--- Start of Record list ---
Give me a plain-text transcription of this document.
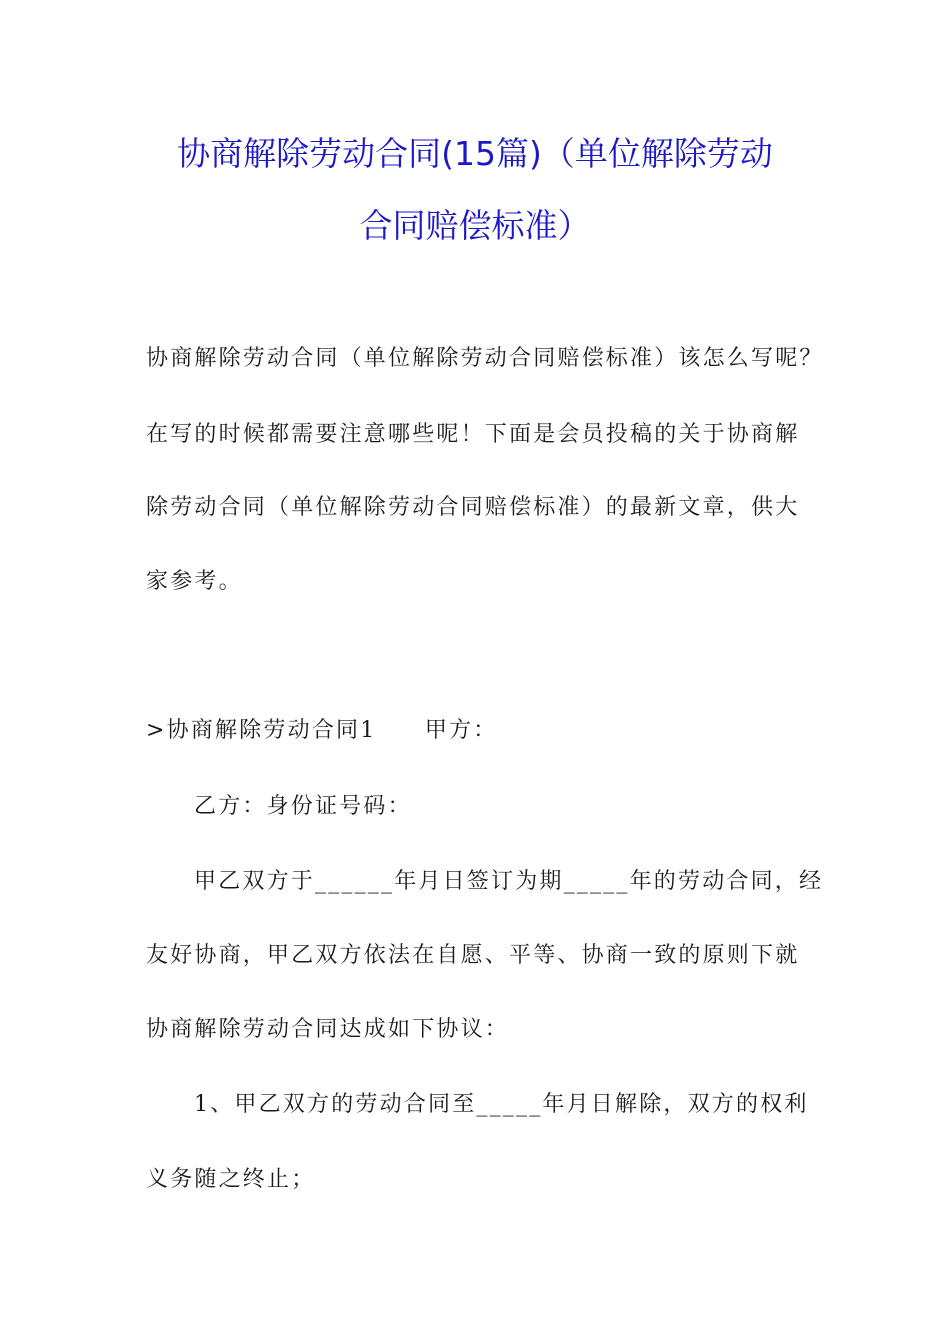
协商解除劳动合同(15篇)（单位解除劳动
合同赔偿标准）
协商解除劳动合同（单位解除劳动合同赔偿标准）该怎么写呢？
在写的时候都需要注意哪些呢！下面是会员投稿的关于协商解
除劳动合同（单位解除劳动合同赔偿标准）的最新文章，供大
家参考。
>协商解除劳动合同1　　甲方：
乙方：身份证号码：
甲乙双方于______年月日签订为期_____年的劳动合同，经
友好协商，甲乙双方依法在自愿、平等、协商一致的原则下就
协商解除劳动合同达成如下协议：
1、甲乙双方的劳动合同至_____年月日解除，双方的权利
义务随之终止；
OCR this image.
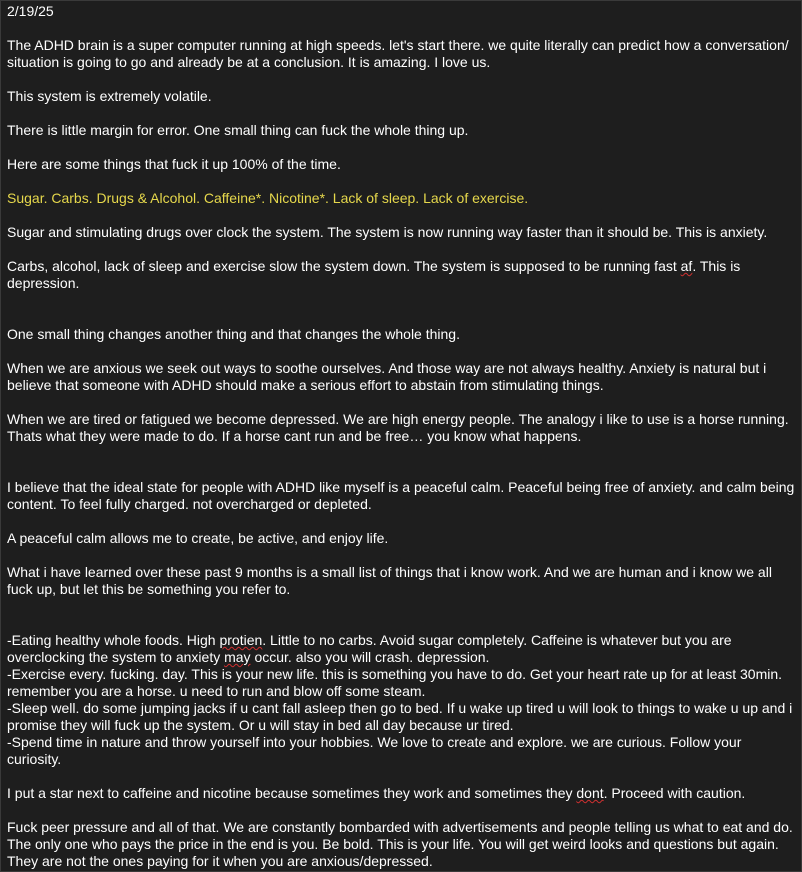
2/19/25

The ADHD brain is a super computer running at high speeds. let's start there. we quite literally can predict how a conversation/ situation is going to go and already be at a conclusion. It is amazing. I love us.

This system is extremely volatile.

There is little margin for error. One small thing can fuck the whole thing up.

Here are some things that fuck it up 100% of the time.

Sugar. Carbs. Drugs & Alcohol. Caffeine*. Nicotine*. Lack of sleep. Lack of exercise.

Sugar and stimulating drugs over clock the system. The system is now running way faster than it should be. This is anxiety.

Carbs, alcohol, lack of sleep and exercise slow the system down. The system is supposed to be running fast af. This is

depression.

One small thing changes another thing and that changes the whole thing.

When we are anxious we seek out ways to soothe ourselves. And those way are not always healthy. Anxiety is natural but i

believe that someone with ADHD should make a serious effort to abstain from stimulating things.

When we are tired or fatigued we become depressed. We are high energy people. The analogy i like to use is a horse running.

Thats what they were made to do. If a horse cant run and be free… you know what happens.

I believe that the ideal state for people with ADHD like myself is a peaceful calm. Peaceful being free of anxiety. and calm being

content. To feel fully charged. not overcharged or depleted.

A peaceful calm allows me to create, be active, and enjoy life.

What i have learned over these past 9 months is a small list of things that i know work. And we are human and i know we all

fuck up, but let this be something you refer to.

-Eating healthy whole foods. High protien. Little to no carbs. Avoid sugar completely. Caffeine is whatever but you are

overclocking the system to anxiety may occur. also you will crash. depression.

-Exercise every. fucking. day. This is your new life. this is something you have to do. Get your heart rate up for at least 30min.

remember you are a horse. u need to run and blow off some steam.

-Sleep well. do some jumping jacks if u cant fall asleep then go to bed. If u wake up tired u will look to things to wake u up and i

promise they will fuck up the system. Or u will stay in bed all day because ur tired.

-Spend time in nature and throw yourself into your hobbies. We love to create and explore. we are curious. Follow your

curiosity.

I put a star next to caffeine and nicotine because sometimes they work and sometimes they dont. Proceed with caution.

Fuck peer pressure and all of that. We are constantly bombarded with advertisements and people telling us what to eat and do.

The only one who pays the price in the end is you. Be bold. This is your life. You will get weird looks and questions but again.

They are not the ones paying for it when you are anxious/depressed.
--- End of Record list ---
> Required work: Looking at the records above, work out how many lines include the word "because", then give that number by itself.

> Completed task: 2